## What is being asked
Copy out the passage on measuring serum antibodies by ELISA word for word, in full.

----- Source passage -----

Serum samples were initially titrated to determine the optimal dilution for testing each antibody isotype and subclass. The optimal dilutions used here were 1/10 for detecting total IgE, Der p 1–specific IgE, and OVA-specific IgE and 1/20,000, 1/40,000, and 1/250 for detecting Der p 1–specific IgG, IgG1, and IgG2b, respectively. Total IgE was detected by a sandwich ELISA using one monoclonal anti–mouse IgE (clone R35-72; PharMingen) as capture antibody and a second biotinylated monoclonal anti–mouse IgE (clone R35-118; PharMingen) as a detection antibody. Der p 1–specific IgE, OVA-specific IgE (measured using samples that have been depleted of IgG on a protein G column [Pharmacia]), and Der p 1–specific IgG, IgG1, and IgG2b were detected on microtiter plates coated with a 4 μg/ml solution of either Der p 1 or OVA and developed with biotinylated (for IgE clone R35-118 and IgG1 clone A85-1 [PharMingen] and for IgG2b clone AB275 [The Binding Site]) or alkaline phosphatase–conjugated isotype-specific antibodies (for IgG; Sigma Chemical Co.). Alkaline phosphatase–conjugated Extravidine (Sigma Chemical Co.) was used in conjunction with biotinylated antibodies. Unpaired Student's t test was used to compare levels of antibody responses between the different immunization groups; P < 0.05 was considered significant.

----- The data -----

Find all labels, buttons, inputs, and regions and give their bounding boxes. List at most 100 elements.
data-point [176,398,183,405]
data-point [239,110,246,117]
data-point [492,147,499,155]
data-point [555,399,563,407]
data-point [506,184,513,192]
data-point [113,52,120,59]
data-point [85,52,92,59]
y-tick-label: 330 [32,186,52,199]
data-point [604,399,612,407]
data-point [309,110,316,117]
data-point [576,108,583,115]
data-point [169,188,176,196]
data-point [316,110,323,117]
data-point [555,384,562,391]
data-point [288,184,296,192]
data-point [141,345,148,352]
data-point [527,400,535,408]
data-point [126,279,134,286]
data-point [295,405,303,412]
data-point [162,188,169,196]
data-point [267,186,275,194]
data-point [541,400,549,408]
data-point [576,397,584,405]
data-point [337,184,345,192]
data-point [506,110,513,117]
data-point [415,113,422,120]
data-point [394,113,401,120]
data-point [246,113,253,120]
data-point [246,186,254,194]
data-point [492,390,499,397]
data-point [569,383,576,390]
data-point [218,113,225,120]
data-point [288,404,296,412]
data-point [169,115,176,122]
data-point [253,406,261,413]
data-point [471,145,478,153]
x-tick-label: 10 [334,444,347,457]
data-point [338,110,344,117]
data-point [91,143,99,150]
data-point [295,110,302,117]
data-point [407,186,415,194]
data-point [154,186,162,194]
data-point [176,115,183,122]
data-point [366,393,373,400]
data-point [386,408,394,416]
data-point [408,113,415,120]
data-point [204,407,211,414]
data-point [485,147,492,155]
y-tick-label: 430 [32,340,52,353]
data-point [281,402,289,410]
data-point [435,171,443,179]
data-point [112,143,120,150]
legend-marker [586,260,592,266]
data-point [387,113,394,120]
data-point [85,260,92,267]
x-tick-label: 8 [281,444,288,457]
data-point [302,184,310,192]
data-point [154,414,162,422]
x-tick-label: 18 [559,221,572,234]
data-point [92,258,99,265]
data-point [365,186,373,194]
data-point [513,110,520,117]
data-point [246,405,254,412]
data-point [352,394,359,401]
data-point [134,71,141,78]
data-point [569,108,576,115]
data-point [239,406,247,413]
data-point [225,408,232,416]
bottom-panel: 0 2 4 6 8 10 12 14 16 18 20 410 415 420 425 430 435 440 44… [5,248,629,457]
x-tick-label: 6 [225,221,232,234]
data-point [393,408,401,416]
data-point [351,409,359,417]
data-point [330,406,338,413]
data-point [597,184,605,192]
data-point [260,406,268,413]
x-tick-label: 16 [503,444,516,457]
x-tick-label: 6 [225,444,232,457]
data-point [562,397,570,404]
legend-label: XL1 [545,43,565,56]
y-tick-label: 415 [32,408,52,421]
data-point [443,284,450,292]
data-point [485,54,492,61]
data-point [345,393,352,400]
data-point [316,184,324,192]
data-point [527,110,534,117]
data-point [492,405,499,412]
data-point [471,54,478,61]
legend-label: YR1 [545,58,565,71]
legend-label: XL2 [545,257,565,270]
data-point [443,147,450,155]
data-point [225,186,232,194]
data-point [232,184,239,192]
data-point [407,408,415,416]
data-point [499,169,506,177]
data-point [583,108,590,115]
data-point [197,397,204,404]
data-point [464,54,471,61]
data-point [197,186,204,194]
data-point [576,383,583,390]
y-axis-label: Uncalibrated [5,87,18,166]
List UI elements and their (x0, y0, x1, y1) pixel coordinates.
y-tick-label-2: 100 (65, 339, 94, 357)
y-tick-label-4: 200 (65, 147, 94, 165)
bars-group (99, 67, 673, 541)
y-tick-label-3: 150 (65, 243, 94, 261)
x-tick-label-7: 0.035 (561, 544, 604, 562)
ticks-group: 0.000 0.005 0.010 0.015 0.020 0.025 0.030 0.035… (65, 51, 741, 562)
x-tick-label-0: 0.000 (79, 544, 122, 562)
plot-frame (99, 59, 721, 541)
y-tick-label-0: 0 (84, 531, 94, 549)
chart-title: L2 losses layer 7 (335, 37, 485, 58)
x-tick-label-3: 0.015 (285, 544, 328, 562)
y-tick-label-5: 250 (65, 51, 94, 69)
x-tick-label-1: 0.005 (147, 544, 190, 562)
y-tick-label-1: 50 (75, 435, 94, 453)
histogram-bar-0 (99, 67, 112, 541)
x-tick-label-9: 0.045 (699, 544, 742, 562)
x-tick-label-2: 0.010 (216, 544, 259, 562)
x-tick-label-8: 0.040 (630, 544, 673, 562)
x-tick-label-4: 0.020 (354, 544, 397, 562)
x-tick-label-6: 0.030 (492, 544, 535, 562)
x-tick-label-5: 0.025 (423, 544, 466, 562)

-----

## Task solution
Serum samples were initially titrated to determine the optimal dilution for testing each antibody isotype and subclass. The optimal dilutions used here were 1/10 for detecting total IgE, Der p 1–specific IgE, and OVA-specific IgE and 1/20,000, 1/40,000, and 1/250 for detecting Der p 1–specific IgG, IgG1, and IgG2b, respectively. Total IgE was detected by a sandwich ELISA using one monoclonal anti–mouse IgE (clone R35-72; PharMingen) as capture antibody and a second biotinylated monoclonal anti–mouse IgE (clone R35-118; PharMingen) as a detection antibody. Der p 1–specific IgE, OVA-specific IgE (measured using samples that have been depleted of IgG on a protein G column [Pharmacia]), and Der p 1–specific IgG, IgG1, and IgG2b were detected on microtiter plates coated with a 4 μg/ml solution of either Der p 1 or OVA and developed with biotinylated (for IgE clone R35-118 and IgG1 clone A85-1 [PharMingen] and for IgG2b clone AB275 [The Binding Site]) or alkaline phosphatase–conjugated isotype-specific antibodies (for IgG; Sigma Chemical Co.). Alkaline phosphatase–conjugated Extravidine (Sigma Chemical Co.) was used in conjunction with biotinylated antibodies. Unpaired Student's t test was used to compare levels of antibody responses between the different immunization groups; P < 0.05 was considered significant.